- Items from a data source
···
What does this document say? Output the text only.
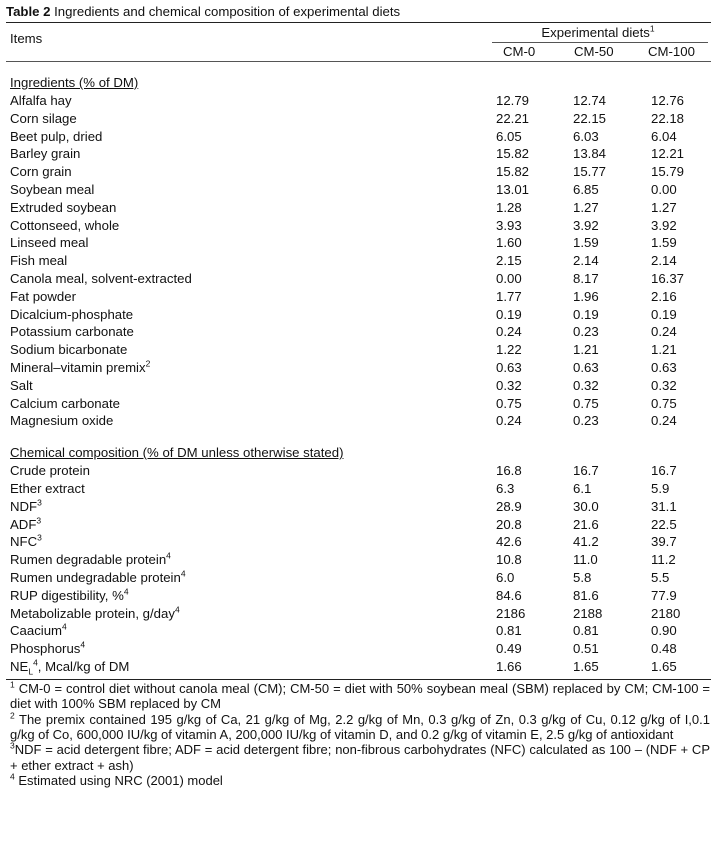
Table 2 Ingredients and chemical composition of experimental diets
Items	Experimental diets$^1$
CM-0	CM-50	CM-100
Ingredients (% of DM)
Alfalfa hay	12.79	12.74	12.76
Corn silage	22.21	22.15	22.18
Beet pulp, dried	6.05	6.03	6.04
Barley grain	15.82	13.84	12.21
Corn grain	15.82	15.77	15.79
Soybean meal	13.01	6.85	0.00
Extruded soybean	1.28	1.27	1.27
Cottonseed, whole	3.93	3.92	3.92
Linseed meal	1.60	1.59	1.59
Fish meal	2.15	2.14	2.14
Canola meal, solvent-extracted	0.00	8.17	16.37
Fat powder	1.77	1.96	2.16
Dicalcium-phosphate	0.19	0.19	0.19
Potassium carbonate	0.24	0.23	0.24
Sodium bicarbonate	1.22	1.21	1.21
Mineral–vitamin premix$^2$	0.63	0.63	0.63
Salt	0.32	0.32	0.32
Calcium carbonate	0.75	0.75	0.75
Magnesium oxide	0.24	0.23	0.24
Chemical composition (% of DM unless otherwise stated)
Crude protein	16.8	16.7	16.7
Ether extract	6.3	6.1	5.9
NDF$^3$	28.9	30.0	31.1
ADF$^3$	20.8	21.6	22.5
NFC$^3$	42.6	41.2	39.7
Rumen degradable protein$^4$	10.8	11.0	11.2
Rumen undegradable protein$^4$	6.0	5.8	5.5
RUP digestibility, %$^4$	84.6	81.6	77.9
Metabolizable protein, g/day$^4$	2186	2188	2180
Caacium$^4$	0.81	0.81	0.90
Phosphorus$^4$	0.49	0.51	0.48
$NE_L^4$, Mcal/kg of DM	1.66	1.65	1.65

$^1$ CM-0 = control diet without canola meal (CM); CM-50 = diet with 50% soybean meal (SBM) replaced by CM; CM-100 = diet with 100% SBM replaced by CM

$^2$ The premix contained 195 g/kg of Ca, 21 g/kg of Mg, 2.2 g/kg of Mn, 0.3 g/kg of Zn, 0.3 g/kg of Cu, 0.12 g/kg of I,0.1 g/kg of Co, 600,000 IU/kg of vitamin A, 200,000 IU/kg of vitamin D, and 0.2 g/kg of vitamin E, 2.5 g/kg of antioxidant

$^3$NDF = acid detergent fibre; ADF = acid detergent fibre; non-fibrous carbohydrates (NFC) calculated as 100 – (NDF + CP + ether extract + ash)

$^4$ Estimated using NRC (2001) model
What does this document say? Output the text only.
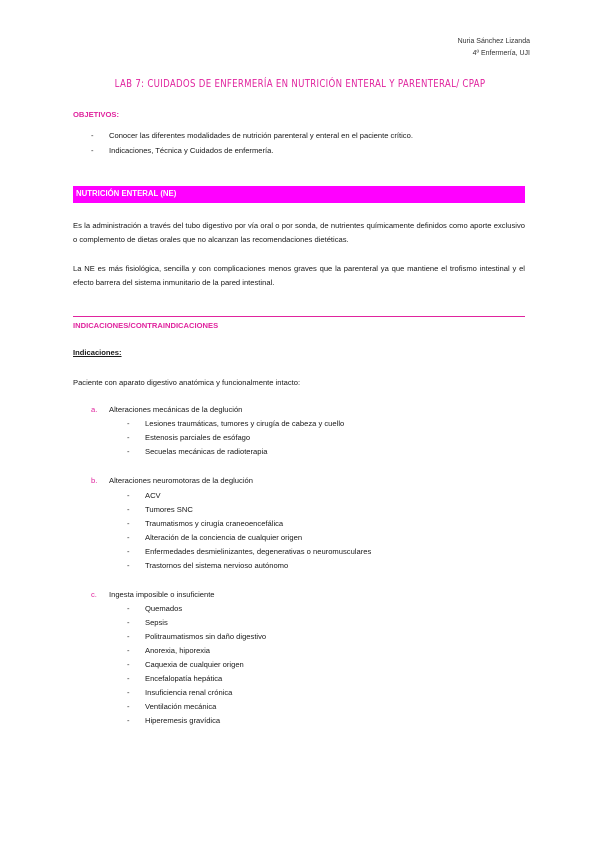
Nuria Sánchez Lizanda
4º Enfermería, UJI
LAB 7: CUIDADOS DE ENFERMERÍA EN NUTRICIÓN ENTERAL Y PARENTERAL/ CPAP
OBJETIVOS:
- Conocer las diferentes modalidades de nutrición parenteral y enteral en el paciente crítico.
- Indicaciones, Técnica y Cuidados de enfermería.
NUTRICIÓN ENTERAL (NE)
Es la administración a través del tubo digestivo por vía oral o por sonda, de nutrientes químicamente definidos como aporte exclusivo o complemento de dietas orales que no alcanzan las recomendaciones dietéticas.
La NE es más fisiológica, sencilla y con complicaciones menos graves que la parenteral ya que mantiene el trofismo intestinal y el efecto barrera del sistema inmunitario de la pared intestinal.
INDICACIONES/CONTRAINDICACIONES
Indicaciones:
Paciente con aparato digestivo anatómica y funcionalmente intacto:
a. Alteraciones mecánicas de la deglución
- Lesiones traumáticas, tumores y cirugía de cabeza y cuello
- Estenosis parciales de esófago
- Secuelas mecánicas de radioterapia
b. Alteraciones neuromotoras de la deglución
- ACV
- Tumores SNC
- Traumatismos y cirugía craneoencefálica
- Alteración de la conciencia de cualquier origen
- Enfermedades desmielinizantes, degenerativas o neuromusculares
- Trastornos del sistema nervioso autónomo
c. Ingesta imposible o insuficiente
- Quemados
- Sepsis
- Politraumatismos sin daño digestivo
- Anorexia, hiporexia
- Caquexia de cualquier origen
- Encefalopatía hepática
- Insuficiencia renal crónica
- Ventilación mecánica
- Hiperemesis gravídica
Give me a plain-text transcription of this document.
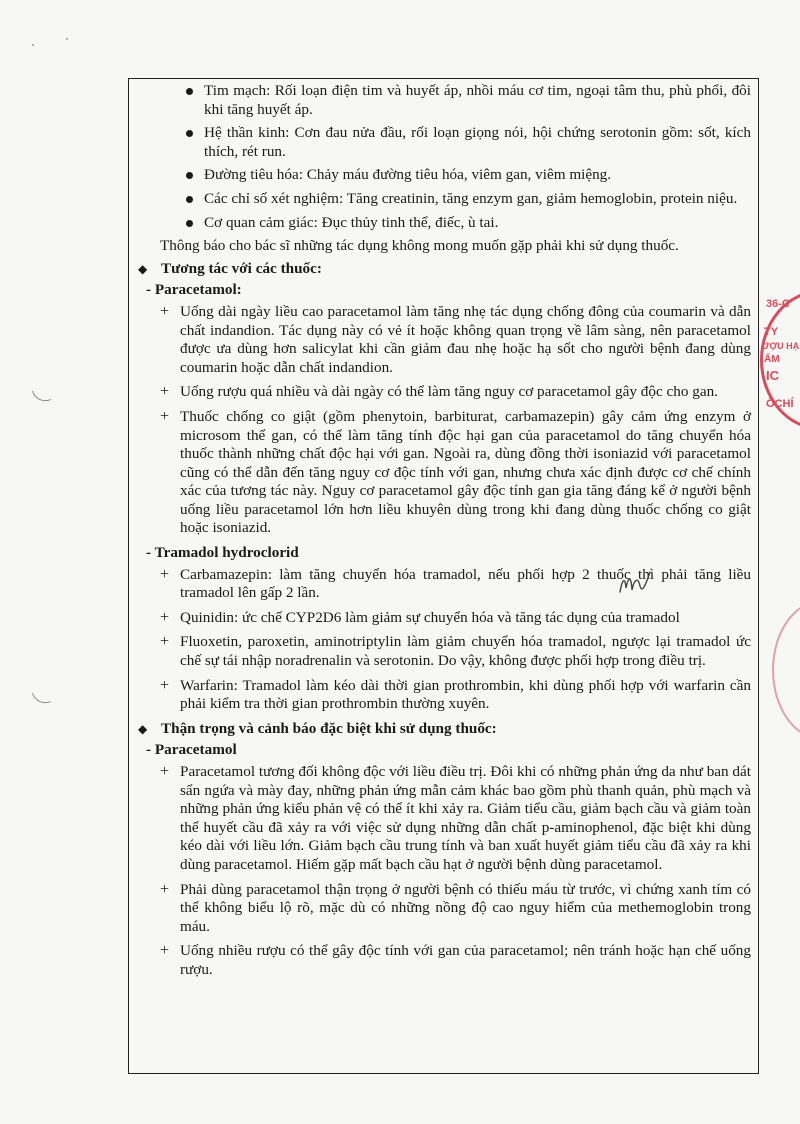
Tim mạch: Rối loạn điện tim và huyết áp, nhồi máu cơ tim, ngoại tâm thu, phù phổi, đôi khi tăng huyết áp.
Hệ thần kinh: Cơn đau nửa đầu, rối loạn giọng nói, hội chứng serotonin gồm: sốt, kích thích, rét run.
Đường tiêu hóa: Chảy máu đường tiêu hóa, viêm gan, viêm miệng.
Các chỉ số xét nghiệm: Tăng creatinin, tăng enzym gan, giảm hemoglobin, protein niệu.
Cơ quan cảm giác: Đục thủy tinh thể, điếc, ù tai.
Thông báo cho bác sĩ những tác dụng không mong muốn gặp phải khi sử dụng thuốc.
◆ Tương tác với các thuốc:
- Paracetamol:
+ Uống dài ngày liều cao paracetamol làm tăng nhẹ tác dụng chống đông của coumarin và dẫn chất indandion. Tác dụng này có vẻ ít hoặc không quan trọng về lâm sàng, nên paracetamol được ưa dùng hơn salicylat khi cần giảm đau nhẹ hoặc hạ sốt cho người bệnh đang dùng coumarin hoặc dẫn chất indandion.
+ Uống rượu quá nhiều và dài ngày có thể làm tăng nguy cơ paracetamol gây độc cho gan.
+ Thuốc chống co giật (gồm phenytoin, barbiturat, carbamazepin) gây cảm ứng enzym ở microsom thể gan, có thể làm tăng tính độc hại gan của paracetamol do tăng chuyển hóa thuốc thành những chất độc hại với gan. Ngoài ra, dùng đồng thời isoniazid với paracetamol cũng có thể dẫn đến tăng nguy cơ độc tính với gan, nhưng chưa xác định được cơ chế chính xác của tương tác này. Nguy cơ paracetamol gây độc tính gan gia tăng đáng kể ở người bệnh uống liều paracetamol lớn hơn liều khuyên dùng trong khi đang dùng thuốc chống co giật hoặc isoniazid.
- Tramadol hydroclorid
+ Carbamazepin: làm tăng chuyển hóa tramadol, nếu phối hợp 2 thuốc thì phải tăng liều tramadol lên gấp 2 lần.
+ Quinidin: ức chế CYP2D6 làm giảm sự chuyển hóa và tăng tác dụng của tramadol
+ Fluoxetin, paroxetin, aminotriptylin làm giảm chuyển hóa tramadol, ngược lại tramadol ức chế sự tái nhập noradrenalin và serotonin. Do vậy, không được phối hợp trong điều trị.
+ Warfarin: Tramadol làm kéo dài thời gian prothrombin, khi dùng phối hợp với warfarin cần phải kiểm tra thời gian prothrombin thường xuyên.
◆ Thận trọng và cảnh báo đặc biệt khi sử dụng thuốc:
- Paracetamol
+ Paracetamol tương đối không độc với liều điều trị. Đôi khi có những phản ứng da như ban dát sẩn ngứa và mày đay, những phản ứng mẫn cảm khác bao gồm phù thanh quản, phù mạch và những phản ứng kiểu phản vệ có thể ít khi xảy ra. Giảm tiểu cầu, giảm bạch cầu và giảm toàn thể huyết cầu đã xảy ra với việc sử dụng những dẫn chất p-aminophenol, đặc biệt khi dùng kéo dài với liều lớn. Giảm bạch cầu trung tính và ban xuất huyết giảm tiểu cầu đã xảy ra khi dùng paracetamol. Hiếm gặp mất bạch cầu hạt ở người bệnh dùng paracetamol.
+ Phải dùng paracetamol thận trọng ở người bệnh có thiếu máu từ trước, vì chứng xanh tím có thể không biểu lộ rõ, mặc dù có những nồng độ cao nguy hiểm của methemoglobin trong máu.
+ Uống nhiều rượu có thể gây độc tính với gan của paracetamol; nên tránh hoặc hạn chế uống rượu.
36-C
TY
ƯỢU HẠ
ẨM
IC
ỐCHÍ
···
- Your goal
Pick out, from the lines above, every one that contains the string "cirugía".

- Exercise answer
- Lesiones traumáticas, tumores y cirugía de cabeza y cuello
- Traumatismos y cirugía craneoencefálica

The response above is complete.